• [Set exercise]: All of the listing below must be repeated word for word. Pictures are the only thing to omit.

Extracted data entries
--------------------------------------------------
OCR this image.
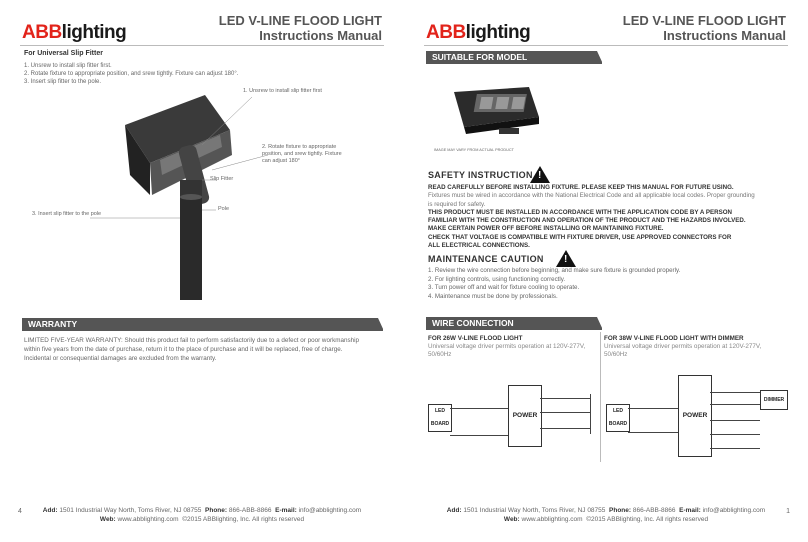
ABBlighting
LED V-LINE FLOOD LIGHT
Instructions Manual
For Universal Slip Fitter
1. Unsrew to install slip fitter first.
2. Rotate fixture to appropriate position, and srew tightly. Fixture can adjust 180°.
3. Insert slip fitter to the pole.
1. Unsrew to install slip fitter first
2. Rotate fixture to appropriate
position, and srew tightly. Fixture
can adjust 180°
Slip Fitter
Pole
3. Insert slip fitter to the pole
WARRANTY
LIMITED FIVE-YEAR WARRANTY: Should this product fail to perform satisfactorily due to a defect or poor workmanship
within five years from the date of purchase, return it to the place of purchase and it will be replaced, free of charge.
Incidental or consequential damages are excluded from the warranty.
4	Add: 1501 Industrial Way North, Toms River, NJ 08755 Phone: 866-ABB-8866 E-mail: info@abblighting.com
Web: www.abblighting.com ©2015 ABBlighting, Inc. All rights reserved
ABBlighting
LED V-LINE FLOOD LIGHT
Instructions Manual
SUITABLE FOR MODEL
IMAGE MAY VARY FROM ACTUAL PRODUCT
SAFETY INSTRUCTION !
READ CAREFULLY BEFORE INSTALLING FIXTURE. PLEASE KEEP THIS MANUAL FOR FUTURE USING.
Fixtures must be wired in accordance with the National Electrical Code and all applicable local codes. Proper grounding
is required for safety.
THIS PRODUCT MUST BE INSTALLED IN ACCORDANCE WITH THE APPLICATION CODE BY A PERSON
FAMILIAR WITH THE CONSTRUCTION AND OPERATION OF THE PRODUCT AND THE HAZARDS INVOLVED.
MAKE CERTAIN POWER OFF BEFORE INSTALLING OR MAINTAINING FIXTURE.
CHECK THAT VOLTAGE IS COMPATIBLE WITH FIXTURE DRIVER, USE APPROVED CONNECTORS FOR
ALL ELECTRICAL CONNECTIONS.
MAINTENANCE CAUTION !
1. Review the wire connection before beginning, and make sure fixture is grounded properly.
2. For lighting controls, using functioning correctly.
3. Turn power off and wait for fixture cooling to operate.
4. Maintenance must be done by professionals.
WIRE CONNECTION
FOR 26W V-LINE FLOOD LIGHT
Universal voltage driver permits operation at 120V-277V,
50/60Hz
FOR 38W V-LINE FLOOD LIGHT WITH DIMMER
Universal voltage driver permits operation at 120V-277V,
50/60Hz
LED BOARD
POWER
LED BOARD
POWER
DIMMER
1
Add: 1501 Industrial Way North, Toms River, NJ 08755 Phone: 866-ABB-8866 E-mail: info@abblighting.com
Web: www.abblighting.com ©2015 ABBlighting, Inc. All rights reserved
--------------------------------------------------
• [Task solution]:
OCR this image.
ABBlighting
LED V-LINE FLOOD LIGHT
Instructions Manual
For Universal Slip Fitter
1. Unsrew to install slip fitter first.
2. Rotate fixture to appropriate position, and srew tightly. Fixture can adjust 180°.
3. Insert slip fitter to the pole.
1. Unsrew to install slip fitter first
2. Rotate fixture to appropriate
position, and srew tightly. Fixture
can adjust 180°
Slip Fitter
Pole
3. Insert slip fitter to the pole
WARRANTY
LIMITED FIVE-YEAR WARRANTY: Should this product fail to perform satisfactorily due to a defect or poor workmanship
within five years from the date of purchase, return it to the place of purchase and it will be replaced, free of charge.
Incidental or consequential damages are excluded from the warranty.
4	Add: 1501 Industrial Way North, Toms River, NJ 08755 Phone: 866-ABB-8866 E-mail: info@abblighting.com
Web: www.abblighting.com ©2015 ABBlighting, Inc. All rights reserved
ABBlighting
LED V-LINE FLOOD LIGHT
Instructions Manual
SUITABLE FOR MODEL
IMAGE MAY VARY FROM ACTUAL PRODUCT
SAFETY INSTRUCTION !
READ CAREFULLY BEFORE INSTALLING FIXTURE. PLEASE KEEP THIS MANUAL FOR FUTURE USING.
Fixtures must be wired in accordance with the National Electrical Code and all applicable local codes. Proper grounding
is required for safety.
THIS PRODUCT MUST BE INSTALLED IN ACCORDANCE WITH THE APPLICATION CODE BY A PERSON
FAMILIAR WITH THE CONSTRUCTION AND OPERATION OF THE PRODUCT AND THE HAZARDS INVOLVED.
MAKE CERTAIN POWER OFF BEFORE INSTALLING OR MAINTAINING FIXTURE.
CHECK THAT VOLTAGE IS COMPATIBLE WITH FIXTURE DRIVER, USE APPROVED CONNECTORS FOR
ALL ELECTRICAL CONNECTIONS.
MAINTENANCE CAUTION !
1. Review the wire connection before beginning, and make sure fixture is grounded properly.
2. For lighting controls, using functioning correctly.
3. Turn power off and wait for fixture cooling to operate.
4. Maintenance must be done by professionals.
WIRE CONNECTION
FOR 26W V-LINE FLOOD LIGHT
Universal voltage driver permits operation at 120V-277V,
50/60Hz
FOR 38W V-LINE FLOOD LIGHT WITH DIMMER
Universal voltage driver permits operation at 120V-277V,
50/60Hz
LED BOARD
POWER
LED BOARD
POWER
DIMMER
1
Add: 1501 Industrial Way North, Toms River, NJ 08755 Phone: 866-ABB-8866 E-mail: info@abblighting.com
Web: www.abblighting.com ©2015 ABBlighting, Inc. All rights reserved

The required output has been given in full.